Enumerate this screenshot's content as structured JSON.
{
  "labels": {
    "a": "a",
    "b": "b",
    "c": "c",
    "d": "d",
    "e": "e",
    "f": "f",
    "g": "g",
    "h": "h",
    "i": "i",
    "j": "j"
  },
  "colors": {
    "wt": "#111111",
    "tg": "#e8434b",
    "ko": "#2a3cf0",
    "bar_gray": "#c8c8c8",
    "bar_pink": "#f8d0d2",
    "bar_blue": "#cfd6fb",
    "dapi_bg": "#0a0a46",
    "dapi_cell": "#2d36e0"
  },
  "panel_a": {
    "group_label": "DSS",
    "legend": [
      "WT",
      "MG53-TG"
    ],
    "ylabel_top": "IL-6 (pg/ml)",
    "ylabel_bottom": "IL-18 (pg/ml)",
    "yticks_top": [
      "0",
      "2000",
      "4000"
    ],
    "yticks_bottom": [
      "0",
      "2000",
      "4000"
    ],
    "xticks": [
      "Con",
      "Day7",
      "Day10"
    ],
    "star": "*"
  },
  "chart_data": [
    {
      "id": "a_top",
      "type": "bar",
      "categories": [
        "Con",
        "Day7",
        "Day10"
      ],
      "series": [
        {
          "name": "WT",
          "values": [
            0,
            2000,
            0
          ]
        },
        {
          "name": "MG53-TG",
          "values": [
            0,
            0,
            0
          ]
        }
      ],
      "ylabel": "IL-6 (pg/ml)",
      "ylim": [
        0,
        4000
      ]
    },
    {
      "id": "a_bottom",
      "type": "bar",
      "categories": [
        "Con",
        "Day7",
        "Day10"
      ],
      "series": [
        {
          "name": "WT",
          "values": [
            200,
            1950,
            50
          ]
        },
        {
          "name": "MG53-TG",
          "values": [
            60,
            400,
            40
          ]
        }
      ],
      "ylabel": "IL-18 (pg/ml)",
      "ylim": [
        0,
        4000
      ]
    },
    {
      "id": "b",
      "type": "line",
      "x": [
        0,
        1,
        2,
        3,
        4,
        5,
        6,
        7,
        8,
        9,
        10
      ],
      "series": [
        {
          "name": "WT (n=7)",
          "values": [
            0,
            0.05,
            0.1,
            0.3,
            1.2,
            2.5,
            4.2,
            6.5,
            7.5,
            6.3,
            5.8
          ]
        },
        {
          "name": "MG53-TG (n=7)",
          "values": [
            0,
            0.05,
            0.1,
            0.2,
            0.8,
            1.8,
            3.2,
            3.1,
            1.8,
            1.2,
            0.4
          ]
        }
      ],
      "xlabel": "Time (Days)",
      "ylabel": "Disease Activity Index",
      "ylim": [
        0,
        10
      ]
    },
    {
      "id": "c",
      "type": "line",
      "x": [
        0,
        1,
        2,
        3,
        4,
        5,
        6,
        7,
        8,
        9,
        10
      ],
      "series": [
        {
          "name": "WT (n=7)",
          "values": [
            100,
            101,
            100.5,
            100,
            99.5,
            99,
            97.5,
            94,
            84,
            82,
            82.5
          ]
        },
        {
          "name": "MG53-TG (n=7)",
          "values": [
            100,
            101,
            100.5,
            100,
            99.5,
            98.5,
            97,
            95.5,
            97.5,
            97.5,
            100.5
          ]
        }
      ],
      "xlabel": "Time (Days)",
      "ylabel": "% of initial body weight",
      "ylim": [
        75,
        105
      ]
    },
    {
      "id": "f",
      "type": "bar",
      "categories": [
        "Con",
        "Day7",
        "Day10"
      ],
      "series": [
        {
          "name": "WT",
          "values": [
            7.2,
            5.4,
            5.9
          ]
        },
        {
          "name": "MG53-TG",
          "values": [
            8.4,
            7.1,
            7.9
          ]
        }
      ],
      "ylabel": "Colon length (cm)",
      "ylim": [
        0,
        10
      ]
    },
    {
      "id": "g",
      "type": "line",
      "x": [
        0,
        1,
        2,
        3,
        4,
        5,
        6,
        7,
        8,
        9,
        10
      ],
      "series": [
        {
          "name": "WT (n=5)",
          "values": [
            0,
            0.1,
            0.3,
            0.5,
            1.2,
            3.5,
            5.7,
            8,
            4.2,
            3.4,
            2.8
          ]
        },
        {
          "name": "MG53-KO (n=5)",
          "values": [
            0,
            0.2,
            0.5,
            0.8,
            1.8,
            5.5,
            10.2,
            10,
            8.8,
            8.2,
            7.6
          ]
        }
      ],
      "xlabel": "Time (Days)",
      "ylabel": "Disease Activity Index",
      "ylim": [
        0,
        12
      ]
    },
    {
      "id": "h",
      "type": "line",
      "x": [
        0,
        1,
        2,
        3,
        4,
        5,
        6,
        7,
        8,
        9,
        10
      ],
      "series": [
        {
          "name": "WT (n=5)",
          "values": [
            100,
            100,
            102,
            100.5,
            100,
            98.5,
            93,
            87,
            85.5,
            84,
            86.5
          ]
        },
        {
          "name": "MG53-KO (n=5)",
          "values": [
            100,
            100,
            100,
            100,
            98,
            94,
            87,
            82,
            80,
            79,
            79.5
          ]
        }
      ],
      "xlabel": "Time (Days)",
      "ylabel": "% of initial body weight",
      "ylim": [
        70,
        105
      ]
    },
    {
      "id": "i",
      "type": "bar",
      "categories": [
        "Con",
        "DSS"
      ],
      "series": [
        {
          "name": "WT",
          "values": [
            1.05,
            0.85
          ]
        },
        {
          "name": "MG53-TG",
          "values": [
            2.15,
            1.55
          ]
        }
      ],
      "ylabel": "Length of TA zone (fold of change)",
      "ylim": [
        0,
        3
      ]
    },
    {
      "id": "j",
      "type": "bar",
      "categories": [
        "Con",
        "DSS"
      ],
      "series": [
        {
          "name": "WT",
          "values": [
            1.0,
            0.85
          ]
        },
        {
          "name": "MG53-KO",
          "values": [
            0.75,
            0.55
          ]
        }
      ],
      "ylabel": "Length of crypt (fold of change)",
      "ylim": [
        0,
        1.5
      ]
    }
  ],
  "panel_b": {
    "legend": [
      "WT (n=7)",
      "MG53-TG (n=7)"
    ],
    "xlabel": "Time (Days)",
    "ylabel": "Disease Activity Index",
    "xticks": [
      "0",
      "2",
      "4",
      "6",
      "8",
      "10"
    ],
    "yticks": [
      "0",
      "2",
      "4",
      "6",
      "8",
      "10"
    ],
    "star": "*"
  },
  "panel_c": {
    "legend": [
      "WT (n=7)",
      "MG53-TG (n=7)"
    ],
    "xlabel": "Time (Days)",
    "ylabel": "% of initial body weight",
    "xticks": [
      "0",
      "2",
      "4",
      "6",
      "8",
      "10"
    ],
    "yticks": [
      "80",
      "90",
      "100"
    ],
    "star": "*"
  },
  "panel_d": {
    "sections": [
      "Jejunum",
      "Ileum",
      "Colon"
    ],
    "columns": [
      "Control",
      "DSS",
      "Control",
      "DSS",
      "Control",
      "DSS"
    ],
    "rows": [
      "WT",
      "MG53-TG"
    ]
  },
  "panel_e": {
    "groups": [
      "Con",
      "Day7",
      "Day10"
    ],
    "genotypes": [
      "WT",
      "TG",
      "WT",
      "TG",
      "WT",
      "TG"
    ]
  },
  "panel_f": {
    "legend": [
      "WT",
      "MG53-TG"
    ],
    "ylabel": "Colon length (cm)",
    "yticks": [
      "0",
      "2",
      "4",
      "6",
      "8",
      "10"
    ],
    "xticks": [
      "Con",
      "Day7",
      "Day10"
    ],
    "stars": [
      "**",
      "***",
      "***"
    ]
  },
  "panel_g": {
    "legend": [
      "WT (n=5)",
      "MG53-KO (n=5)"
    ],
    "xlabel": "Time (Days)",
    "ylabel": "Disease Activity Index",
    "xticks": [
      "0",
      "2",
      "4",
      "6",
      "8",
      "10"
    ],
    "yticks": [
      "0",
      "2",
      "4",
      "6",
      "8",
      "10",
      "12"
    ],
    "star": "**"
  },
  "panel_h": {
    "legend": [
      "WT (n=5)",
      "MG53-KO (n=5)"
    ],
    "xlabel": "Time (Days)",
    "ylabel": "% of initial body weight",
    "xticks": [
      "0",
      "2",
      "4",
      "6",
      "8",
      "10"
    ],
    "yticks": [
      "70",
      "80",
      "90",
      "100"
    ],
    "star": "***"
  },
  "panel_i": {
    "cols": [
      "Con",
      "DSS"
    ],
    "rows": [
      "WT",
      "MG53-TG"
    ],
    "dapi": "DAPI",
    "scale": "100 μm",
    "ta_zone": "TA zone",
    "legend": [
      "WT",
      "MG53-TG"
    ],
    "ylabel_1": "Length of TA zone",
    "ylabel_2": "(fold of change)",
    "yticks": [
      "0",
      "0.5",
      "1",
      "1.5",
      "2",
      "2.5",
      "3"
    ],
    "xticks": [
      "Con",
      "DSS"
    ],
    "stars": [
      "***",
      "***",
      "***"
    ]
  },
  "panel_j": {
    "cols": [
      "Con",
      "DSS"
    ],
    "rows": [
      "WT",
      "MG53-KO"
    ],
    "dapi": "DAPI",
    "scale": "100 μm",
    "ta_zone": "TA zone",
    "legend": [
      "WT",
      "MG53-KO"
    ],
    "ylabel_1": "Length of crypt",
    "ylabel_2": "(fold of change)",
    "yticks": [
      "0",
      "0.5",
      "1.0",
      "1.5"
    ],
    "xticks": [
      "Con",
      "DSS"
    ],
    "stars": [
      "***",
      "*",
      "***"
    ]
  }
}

===============

Of the lines in the entries, how many include the word "crypt"? State only the number.

2